--- Extrait fourni ---

CONTRE UN MONDE DE BIENPENSANCE ET DE FAUSSE MORALE. POUR DANIELE GATTI.

Cette année à Bayreuth, les mises en scène de Parsifal et de Lohengrin, chacune à leur compte, reprennent les modes du temps. Pour Parsifal, c’est la radicalité représentée par un Klingsor qui a épousé la foi musulmane par opportunisme qui est vaincue. Tout se termine par un syncrétisme bienvenu sous les auspices de la Pax Americana et du Bon Pasteur, dans un universalisme catholique au sens propre et sale du terme.
Pour Lohengrin, c’est la revanche d’une Elsa retenue par un Lohengrin qui montre au troisième acte sa vraie nature de mâle blanc (bleu ?) dominant en la retenant prisonnière : en posant la question fatale, elle se libère, alliée objective d’Ortrud.
Il est juste que la scène soit traversée des hoquets du monde du jour, voire de ses modes, même quand ce sont des étoiles filantes. Cependant…
Le monde du jour est horrifié des entorses au droit des animaux, mais finit par accepter au nom de raisons dites d’Etat qu’on puisse rejeter à la mer ou à la mort des hommes qui ont été contraints à l’exil .

--- Enregistrements extraits ---

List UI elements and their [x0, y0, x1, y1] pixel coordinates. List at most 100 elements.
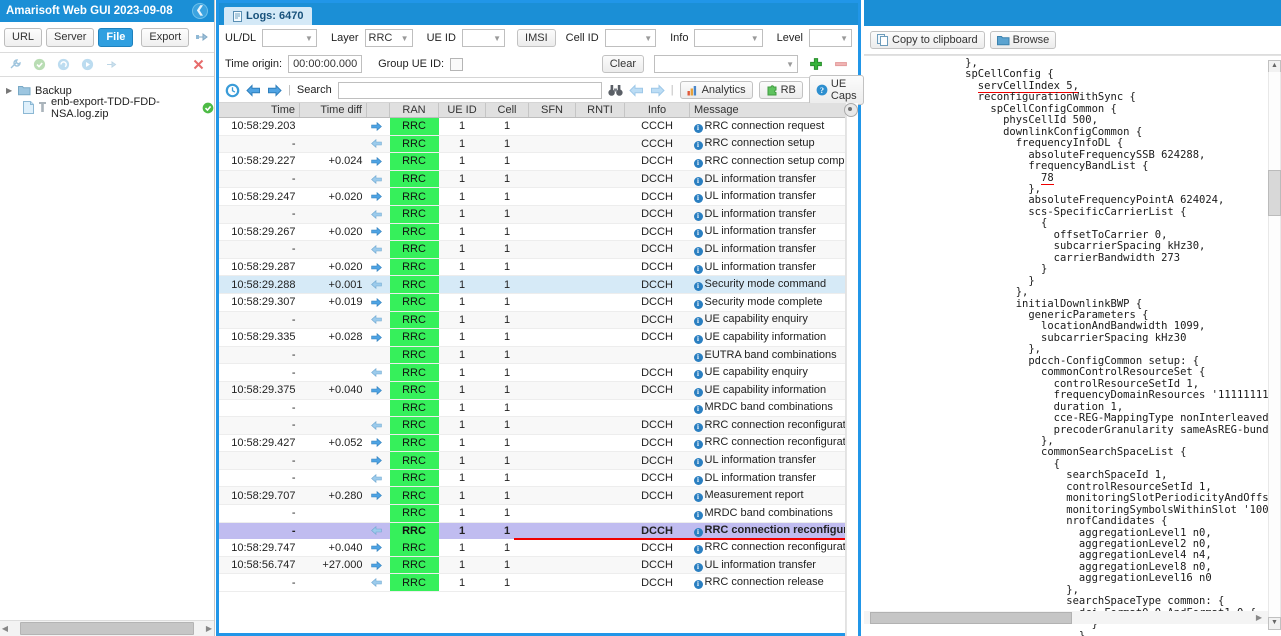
caret-right-icon[interactable]: ▶ — [6, 86, 14, 95]
table-row[interactable]: 10:58:29.707 +0.280 RRC 1 1 DCCH i Measurement … — [219, 486, 851, 506]
wrench-icon[interactable] — [7, 56, 24, 73]
close-icon[interactable] — [190, 56, 207, 73]
find-prev-icon[interactable] — [629, 83, 644, 97]
cell-rnti — [575, 293, 625, 312]
check-circle-icon[interactable] — [31, 56, 48, 73]
table-row[interactable]: -RRC11DCCHiRRC connection reconfiguratio… — [219, 416, 851, 435]
cell-info: DCCH — [624, 240, 690, 259]
tree-item-logfile[interactable]: enb-export-TDD-FDD-NSA.log.zip — [6, 96, 214, 120]
col-time[interactable]: Time — [219, 103, 300, 118]
col-sfn[interactable]: SFN — [528, 103, 576, 118]
col-info[interactable]: Info — [624, 103, 690, 118]
col-time-diff[interactable]: Time diff — [299, 103, 367, 118]
tab-logs[interactable]: Logs: 6470 — [223, 6, 314, 25]
clear-button[interactable]: Clear — [601, 55, 644, 73]
scroll-thumb[interactable] — [1268, 170, 1281, 216]
detail-horizontal-scrollbar[interactable]: ▶ — [864, 611, 1268, 624]
plus-icon[interactable] — [809, 57, 823, 71]
table-row[interactable]: 10:58:29.375 +0.040 RRC 1 1 DCCH i UE capabilit… — [219, 381, 851, 400]
table-row[interactable]: 10:58:29.427 +0.052 RRC 1 1 DCCH i RRC connecti… — [219, 434, 851, 453]
col-message[interactable]: Message — [689, 103, 851, 118]
group-ueid-checkbox[interactable] — [450, 57, 464, 71]
chevron-left-icon[interactable]: ❮ — [192, 3, 208, 19]
cell-direction — [366, 293, 390, 312]
table-row[interactable]: - RRC 1 1 DCCH i DL information transfer — [219, 205, 851, 224]
table-row[interactable]: 10:58:29.247 +0.020 RRC 1 1 DCCH i UL informati… — [219, 187, 851, 206]
table-row[interactable]: 10:58:29.335 +0.028 RRC 1 1 DCCH i UE capabilit… — [219, 328, 851, 347]
detail-vertical-scrollbar[interactable]: ▲ ▼ — [1268, 60, 1281, 630]
url-button[interactable]: URL — [4, 27, 43, 47]
scroll-track[interactable] — [1268, 72, 1281, 618]
table-row[interactable]: 10:58:56.747 +27.000 RRC 1 1 DCCH i UL informat… — [219, 556, 851, 575]
plug-icon[interactable] — [103, 56, 120, 73]
table-row[interactable]: 10:58:29.227 +0.024 RRC 1 1 DCCH i RRC connecti… — [219, 152, 851, 171]
table-row[interactable]: - RRC 1 1 i MRDC band combinations — [219, 399, 851, 418]
layer-select[interactable]: RRC ▼ — [364, 29, 413, 47]
caret-down-icon[interactable]: ▼ — [1268, 617, 1281, 630]
table-row[interactable]: - RRC 1 1 DCCH i UE capability enquiry — [219, 363, 851, 382]
table-row[interactable]: - RRC 1 1 DCCH i UE capability enquiry — [219, 311, 851, 330]
analytics-button[interactable]: Analytics — [679, 81, 753, 99]
col-ran[interactable]: RAN — [389, 103, 439, 118]
play-icon[interactable] — [79, 56, 96, 73]
cell-rnti — [575, 152, 625, 171]
cell-ueid: 1 — [438, 328, 486, 347]
info-select[interactable]: ▼ — [694, 29, 763, 47]
table-row[interactable]: - RRC 1 1 DCCH i DL information transfer — [219, 240, 851, 259]
ue-caps-button[interactable]: ? UE Caps — [808, 75, 864, 105]
scroll-track[interactable] — [846, 116, 858, 636]
scroll-right-icon[interactable]: ▶ — [1256, 613, 1268, 622]
table-row[interactable]: 10:58:29.267 +0.020 RRC 1 1 DCCH i UL informati… — [219, 223, 851, 242]
table-row[interactable]: 10:58:29.747 +0.040 RRC 1 1 DCCH i RRC connecti… — [219, 539, 851, 557]
rb-button[interactable]: RB — [758, 81, 803, 99]
find-next-icon[interactable] — [650, 83, 665, 97]
binoculars-icon[interactable] — [608, 84, 623, 97]
plug-icon[interactable] — [193, 29, 210, 46]
search-input[interactable] — [337, 81, 602, 99]
table-row[interactable]: - RRC 1 1 i MRDC band combinations — [219, 504, 851, 523]
log-vertical-scrollbar[interactable] — [844, 103, 858, 636]
table-row[interactable]: 10:58:29.203 RRC 1 1 CCCH i RRC connection req… — [219, 117, 851, 136]
export-button[interactable]: Export — [141, 27, 190, 47]
cell-cell: 1 — [485, 434, 529, 453]
asn1-viewer[interactable]: }, spCellConfig { servCellIndex 5, recon… — [864, 55, 1281, 636]
preset-select[interactable]: ▼ — [654, 55, 798, 73]
minus-icon[interactable] — [834, 57, 848, 71]
cellid-select[interactable]: ▼ — [604, 29, 657, 47]
imsi-button[interactable]: IMSI — [517, 29, 556, 47]
cell-direction — [366, 152, 390, 171]
copy-to-clipboard-button[interactable]: Copy to clipboard — [870, 31, 985, 49]
table-row[interactable]: - RRC 1 1 DCCH i RRC connection release — [219, 573, 851, 593]
table-row[interactable]: - RRC 1 1 DCCH i DL information transfer — [219, 469, 851, 488]
table-row[interactable]: -RRC11DCCHiRRC connection reconfiguratio… — [219, 522, 851, 540]
col-cell[interactable]: Cell — [485, 103, 529, 118]
refresh-icon[interactable] — [55, 56, 72, 73]
scroll-left-icon[interactable]: ◀ — [0, 624, 10, 633]
col-ueid[interactable]: UE ID — [438, 103, 486, 118]
uldl-select[interactable]: ▼ — [262, 29, 317, 47]
scroll-thumb[interactable] — [844, 103, 858, 117]
server-button[interactable]: Server — [46, 27, 95, 47]
scroll-thumb[interactable] — [20, 622, 194, 635]
time-origin-input[interactable]: 00:00:00.000 — [288, 55, 363, 73]
table-row[interactable]: - RRC 1 1 DCCH i DL information transfer — [219, 170, 851, 189]
clock-icon[interactable] — [225, 83, 240, 98]
cell-sfn — [528, 539, 576, 557]
level-select[interactable]: ▼ — [808, 29, 852, 47]
browse-button[interactable]: Browse — [989, 31, 1057, 49]
table-row[interactable]: 10:58:29.288 +0.001 RRC 1 1 DCCH i Security mod… — [219, 275, 851, 294]
table-row[interactable]: 10:58:29.307 +0.019 RRC 1 1 DCCH i Security mod… — [219, 293, 851, 312]
jump-next-icon[interactable] — [267, 83, 282, 97]
scroll-right-icon[interactable]: ▶ — [204, 624, 214, 633]
table-row[interactable]: 10:58:29.287 +0.020 RRC 1 1 DCCH i UL informati… — [219, 258, 851, 277]
table-row[interactable]: - RRC 1 1 i EUTRA band combinations — [219, 346, 851, 365]
col-rnti[interactable]: RNTI — [575, 103, 625, 118]
scroll-thumb[interactable] — [870, 611, 1072, 624]
left-horizontal-scrollbar[interactable]: ◀ ▶ — [0, 620, 214, 636]
table-row[interactable]: - RRC 1 1 DCCH i UL information transfer — [219, 451, 851, 470]
file-button[interactable]: File — [98, 27, 134, 47]
col-direction[interactable] — [366, 103, 390, 118]
jump-prev-icon[interactable] — [246, 83, 261, 97]
table-row[interactable]: - RRC 1 1 CCCH i RRC connection setup — [219, 135, 851, 154]
ueid-select[interactable]: ▼ — [461, 29, 506, 47]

---

__Consigne__
Dans l'extrait sur les mises en scène de Bayreuth, relevez tous les personnages d'opéra dont le rôle dans ces mises en scène est décrit.

__Réponse__
Klingsor, Elsa, Lohengrin, Ortrud